# AIM
The entries below are to be written out again without alteration.
————————
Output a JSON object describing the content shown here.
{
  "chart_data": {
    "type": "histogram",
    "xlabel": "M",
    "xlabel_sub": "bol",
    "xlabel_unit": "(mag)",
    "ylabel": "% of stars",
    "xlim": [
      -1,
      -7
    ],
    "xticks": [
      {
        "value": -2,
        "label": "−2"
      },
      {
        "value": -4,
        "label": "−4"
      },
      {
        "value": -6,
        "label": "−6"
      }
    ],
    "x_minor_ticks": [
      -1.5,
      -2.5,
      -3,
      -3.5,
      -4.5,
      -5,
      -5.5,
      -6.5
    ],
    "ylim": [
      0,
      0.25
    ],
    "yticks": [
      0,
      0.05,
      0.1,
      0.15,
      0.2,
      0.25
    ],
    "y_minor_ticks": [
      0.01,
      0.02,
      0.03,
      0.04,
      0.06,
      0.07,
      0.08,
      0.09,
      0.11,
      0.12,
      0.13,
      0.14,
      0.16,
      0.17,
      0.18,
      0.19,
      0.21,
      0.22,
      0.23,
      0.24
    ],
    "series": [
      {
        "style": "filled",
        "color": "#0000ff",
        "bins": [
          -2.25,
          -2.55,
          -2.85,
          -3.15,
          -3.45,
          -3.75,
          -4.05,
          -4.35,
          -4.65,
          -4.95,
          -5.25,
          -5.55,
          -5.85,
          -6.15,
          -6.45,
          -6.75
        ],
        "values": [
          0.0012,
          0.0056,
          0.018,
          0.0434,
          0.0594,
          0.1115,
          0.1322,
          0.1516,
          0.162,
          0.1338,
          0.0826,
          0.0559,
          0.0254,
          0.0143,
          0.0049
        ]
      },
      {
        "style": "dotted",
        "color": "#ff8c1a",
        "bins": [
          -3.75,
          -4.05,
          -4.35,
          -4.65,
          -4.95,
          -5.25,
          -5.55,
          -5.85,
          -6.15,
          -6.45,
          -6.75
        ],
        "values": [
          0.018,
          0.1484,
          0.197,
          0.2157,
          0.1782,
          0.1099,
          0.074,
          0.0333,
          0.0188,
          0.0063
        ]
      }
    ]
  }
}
————————
# EXPECTED OUTPUT
Output a JSON object describing the content shown here.
{
  "chart_data": {
    "type": "histogram",
    "xlabel": "M",
    "xlabel_sub": "bol",
    "xlabel_unit": "(mag)",
    "ylabel": "% of stars",
    "xlim": [
      -1,
      -7
    ],
    "xticks": [
      {
        "value": -2,
        "label": "−2"
      },
      {
        "value": -4,
        "label": "−4"
      },
      {
        "value": -6,
        "label": "−6"
      }
    ],
    "x_minor_ticks": [
      -1.5,
      -2.5,
      -3,
      -3.5,
      -4.5,
      -5,
      -5.5,
      -6.5
    ],
    "ylim": [
      0,
      0.25
    ],
    "yticks": [
      0,
      0.05,
      0.1,
      0.15,
      0.2,
      0.25
    ],
    "y_minor_ticks": [
      0.01,
      0.02,
      0.03,
      0.04,
      0.06,
      0.07,
      0.08,
      0.09,
      0.11,
      0.12,
      0.13,
      0.14,
      0.16,
      0.17,
      0.18,
      0.19,
      0.21,
      0.22,
      0.23,
      0.24
    ],
    "series": [
      {
        "style": "filled",
        "color": "#0000ff",
        "bins": [
          -2.25,
          -2.55,
          -2.85,
          -3.15,
          -3.45,
          -3.75,
          -4.05,
          -4.35,
          -4.65,
          -4.95,
          -5.25,
          -5.55,
          -5.85,
          -6.15,
          -6.45,
          -6.75
        ],
        "values": [
          0.0012,
          0.0056,
          0.018,
          0.0434,
          0.0594,
          0.1115,
          0.1322,
          0.1516,
          0.162,
          0.1338,
          0.0826,
          0.0559,
          0.0254,
          0.0143,
          0.0049
        ]
      },
      {
        "style": "dotted",
        "color": "#ff8c1a",
        "bins": [
          -3.75,
          -4.05,
          -4.35,
          -4.65,
          -4.95,
          -5.25,
          -5.55,
          -5.85,
          -6.15,
          -6.45,
          -6.75
        ],
        "values": [
          0.018,
          0.1484,
          0.197,
          0.2157,
          0.1782,
          0.1099,
          0.074,
          0.0333,
          0.0188,
          0.0063
        ]
      }
    ]
  }
}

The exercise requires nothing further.